Aim » Count the lines in the records below that contain the word "重要思想", and reply with only that number.

··········

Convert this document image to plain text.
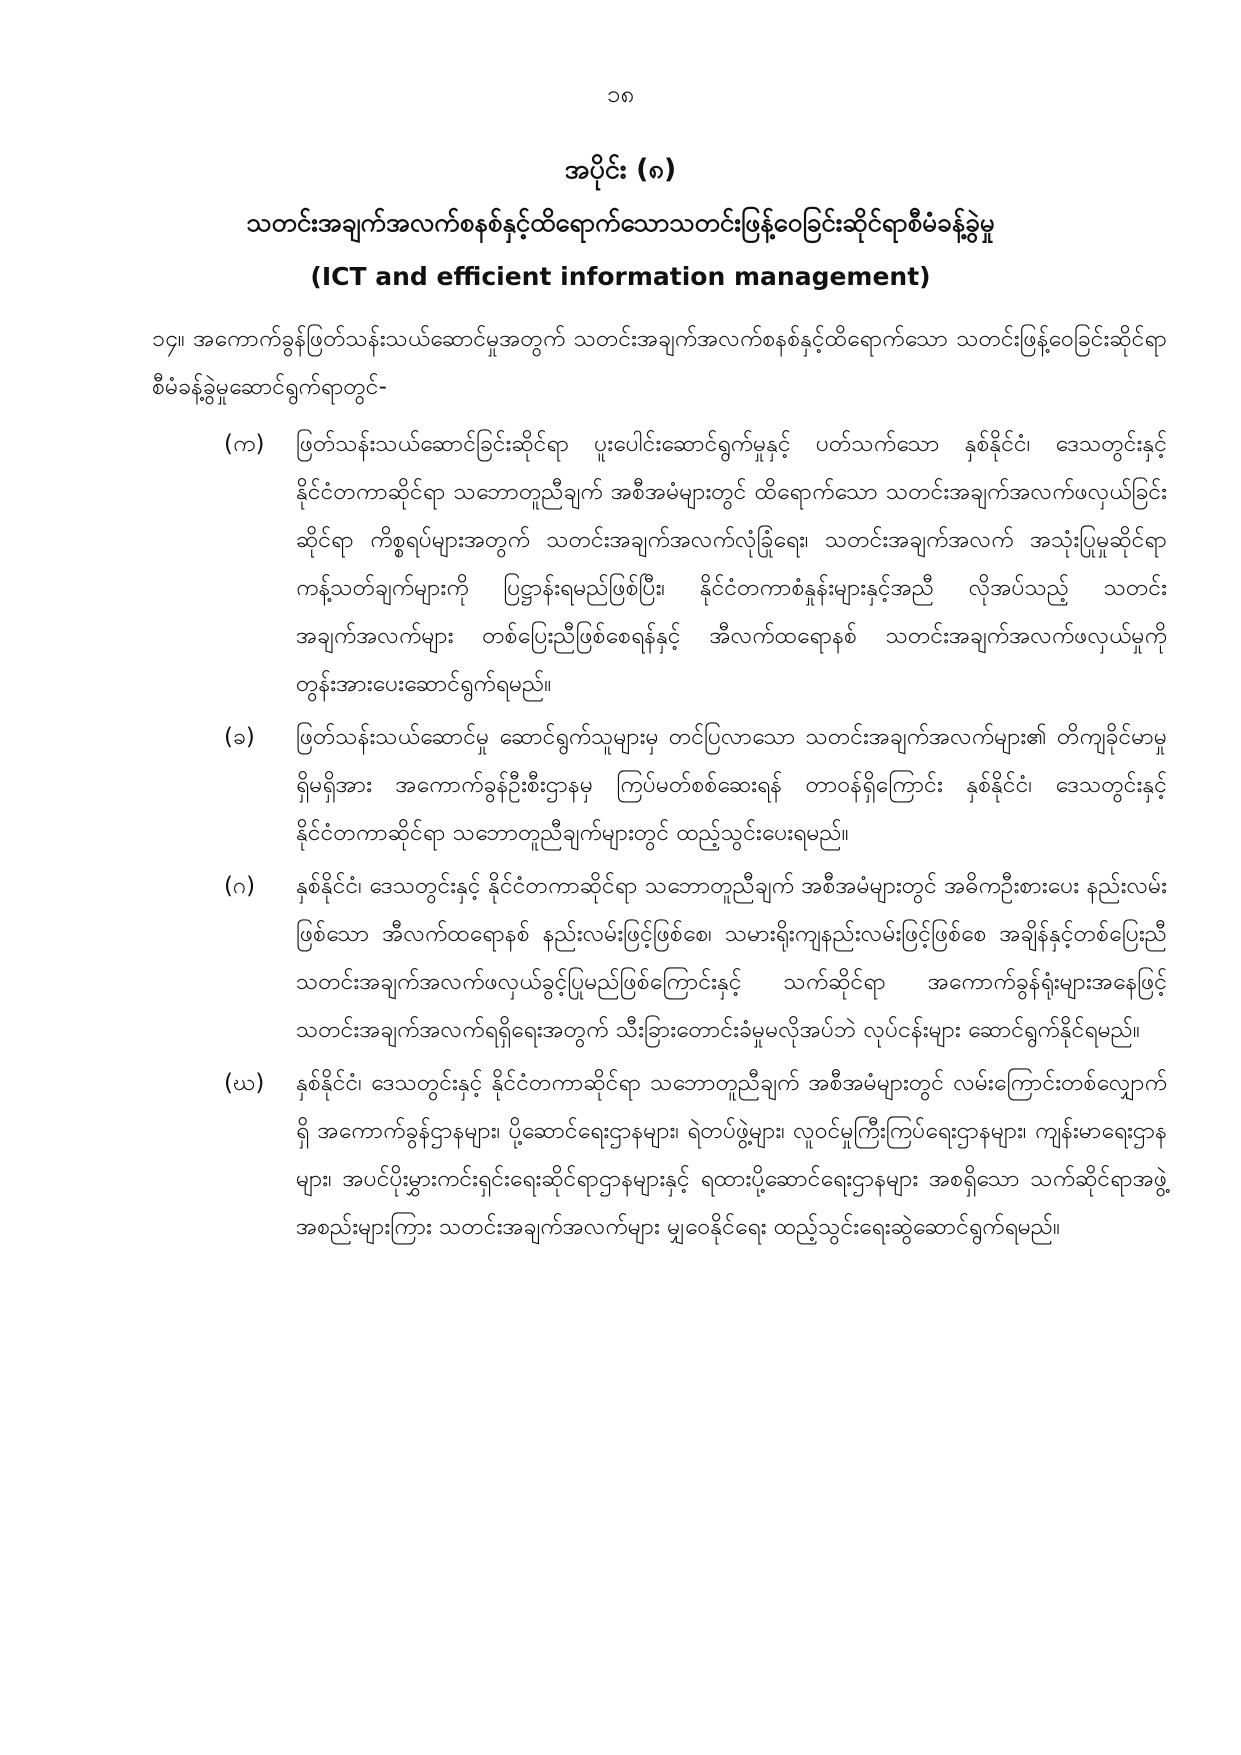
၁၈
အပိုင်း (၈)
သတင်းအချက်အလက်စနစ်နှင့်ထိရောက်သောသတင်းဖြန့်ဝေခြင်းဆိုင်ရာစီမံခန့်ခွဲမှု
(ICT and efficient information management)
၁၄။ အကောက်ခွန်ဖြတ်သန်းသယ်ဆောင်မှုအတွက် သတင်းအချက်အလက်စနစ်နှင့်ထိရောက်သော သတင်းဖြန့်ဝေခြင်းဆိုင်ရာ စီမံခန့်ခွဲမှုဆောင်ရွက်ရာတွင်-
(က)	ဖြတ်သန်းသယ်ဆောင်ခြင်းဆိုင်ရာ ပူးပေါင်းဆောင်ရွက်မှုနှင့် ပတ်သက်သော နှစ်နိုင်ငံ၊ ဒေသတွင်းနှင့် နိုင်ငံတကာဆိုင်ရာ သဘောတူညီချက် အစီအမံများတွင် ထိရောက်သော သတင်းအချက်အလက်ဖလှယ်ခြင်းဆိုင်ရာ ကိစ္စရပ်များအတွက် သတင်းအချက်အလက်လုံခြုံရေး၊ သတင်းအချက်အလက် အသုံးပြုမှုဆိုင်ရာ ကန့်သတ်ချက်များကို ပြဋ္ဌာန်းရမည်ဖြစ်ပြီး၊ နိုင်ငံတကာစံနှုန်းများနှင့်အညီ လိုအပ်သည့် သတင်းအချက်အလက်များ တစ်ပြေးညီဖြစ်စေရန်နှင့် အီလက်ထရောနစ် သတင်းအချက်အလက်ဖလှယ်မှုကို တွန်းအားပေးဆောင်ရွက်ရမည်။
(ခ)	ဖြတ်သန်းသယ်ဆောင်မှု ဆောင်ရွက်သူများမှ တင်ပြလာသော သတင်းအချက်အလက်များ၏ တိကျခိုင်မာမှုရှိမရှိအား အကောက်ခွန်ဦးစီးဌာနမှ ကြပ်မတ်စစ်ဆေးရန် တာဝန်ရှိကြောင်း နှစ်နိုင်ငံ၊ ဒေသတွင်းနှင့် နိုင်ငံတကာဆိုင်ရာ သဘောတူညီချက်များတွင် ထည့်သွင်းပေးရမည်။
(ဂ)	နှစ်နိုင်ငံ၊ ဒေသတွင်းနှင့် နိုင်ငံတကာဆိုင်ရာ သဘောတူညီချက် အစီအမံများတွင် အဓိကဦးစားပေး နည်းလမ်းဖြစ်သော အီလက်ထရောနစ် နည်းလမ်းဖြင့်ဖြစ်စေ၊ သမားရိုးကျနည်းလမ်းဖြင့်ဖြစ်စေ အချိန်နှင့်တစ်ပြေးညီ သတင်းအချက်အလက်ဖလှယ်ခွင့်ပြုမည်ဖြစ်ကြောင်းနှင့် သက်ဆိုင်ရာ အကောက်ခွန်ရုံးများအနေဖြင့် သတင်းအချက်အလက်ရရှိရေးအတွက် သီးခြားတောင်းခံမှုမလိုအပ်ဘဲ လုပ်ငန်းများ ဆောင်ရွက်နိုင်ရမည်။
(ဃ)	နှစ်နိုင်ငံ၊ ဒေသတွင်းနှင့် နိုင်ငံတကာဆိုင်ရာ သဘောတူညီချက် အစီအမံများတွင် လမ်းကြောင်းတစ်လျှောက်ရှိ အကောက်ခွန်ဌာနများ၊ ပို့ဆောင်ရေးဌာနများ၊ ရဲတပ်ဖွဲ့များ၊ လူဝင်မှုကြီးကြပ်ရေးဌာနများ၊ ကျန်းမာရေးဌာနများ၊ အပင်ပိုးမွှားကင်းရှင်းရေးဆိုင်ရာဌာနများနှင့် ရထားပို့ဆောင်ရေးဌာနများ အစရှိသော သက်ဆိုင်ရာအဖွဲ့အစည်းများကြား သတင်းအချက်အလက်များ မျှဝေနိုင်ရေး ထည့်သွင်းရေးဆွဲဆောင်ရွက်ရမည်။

··········

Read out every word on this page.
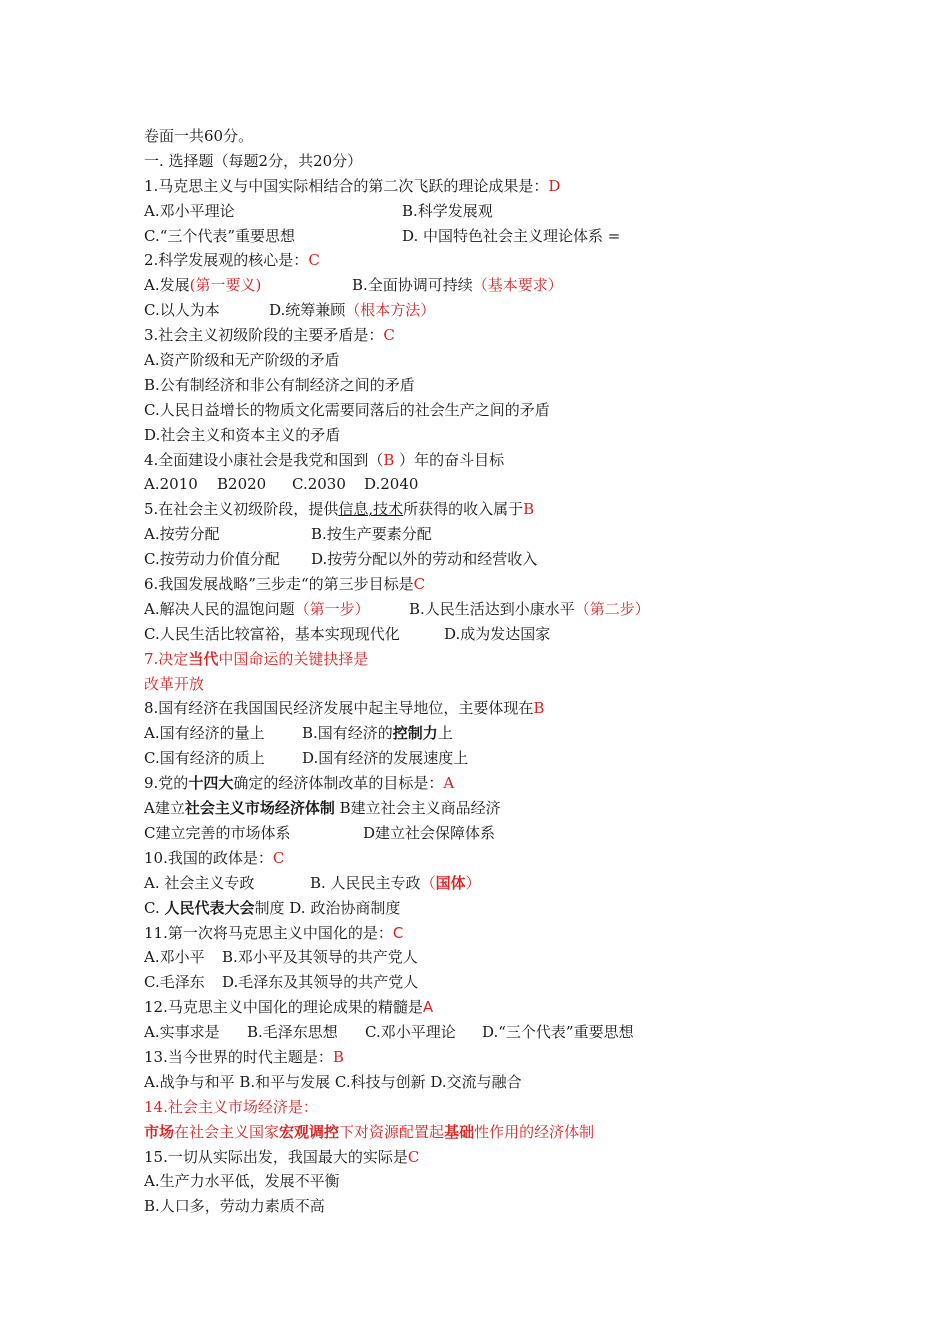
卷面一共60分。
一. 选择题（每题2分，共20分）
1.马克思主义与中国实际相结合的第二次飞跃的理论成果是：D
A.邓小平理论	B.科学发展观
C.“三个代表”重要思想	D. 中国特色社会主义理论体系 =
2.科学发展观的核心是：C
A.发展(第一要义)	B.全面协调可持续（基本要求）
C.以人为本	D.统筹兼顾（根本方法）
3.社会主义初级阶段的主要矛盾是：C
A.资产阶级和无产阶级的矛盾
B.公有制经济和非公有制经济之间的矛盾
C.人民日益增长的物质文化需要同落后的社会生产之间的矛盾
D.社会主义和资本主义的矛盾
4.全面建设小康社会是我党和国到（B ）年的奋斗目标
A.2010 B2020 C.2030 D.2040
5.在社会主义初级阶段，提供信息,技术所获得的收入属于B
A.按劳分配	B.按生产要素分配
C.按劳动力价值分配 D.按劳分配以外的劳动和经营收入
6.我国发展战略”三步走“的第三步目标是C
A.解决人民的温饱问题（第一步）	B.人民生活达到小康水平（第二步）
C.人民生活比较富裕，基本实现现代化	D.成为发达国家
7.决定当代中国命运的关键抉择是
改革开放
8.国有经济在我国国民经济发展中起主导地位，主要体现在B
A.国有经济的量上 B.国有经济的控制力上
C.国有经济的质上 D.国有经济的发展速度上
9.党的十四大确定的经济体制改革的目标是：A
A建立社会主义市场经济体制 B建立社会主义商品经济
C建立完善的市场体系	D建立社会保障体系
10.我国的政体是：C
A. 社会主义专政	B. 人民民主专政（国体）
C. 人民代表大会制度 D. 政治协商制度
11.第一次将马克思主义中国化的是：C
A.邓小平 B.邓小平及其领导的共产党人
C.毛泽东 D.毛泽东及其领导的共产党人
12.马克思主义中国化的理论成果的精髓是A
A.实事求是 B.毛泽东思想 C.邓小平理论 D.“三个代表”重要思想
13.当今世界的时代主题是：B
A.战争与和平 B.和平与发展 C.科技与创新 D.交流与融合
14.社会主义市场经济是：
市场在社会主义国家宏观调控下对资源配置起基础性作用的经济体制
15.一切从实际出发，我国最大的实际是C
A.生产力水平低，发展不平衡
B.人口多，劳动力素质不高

··········

Answer to this exercise » 2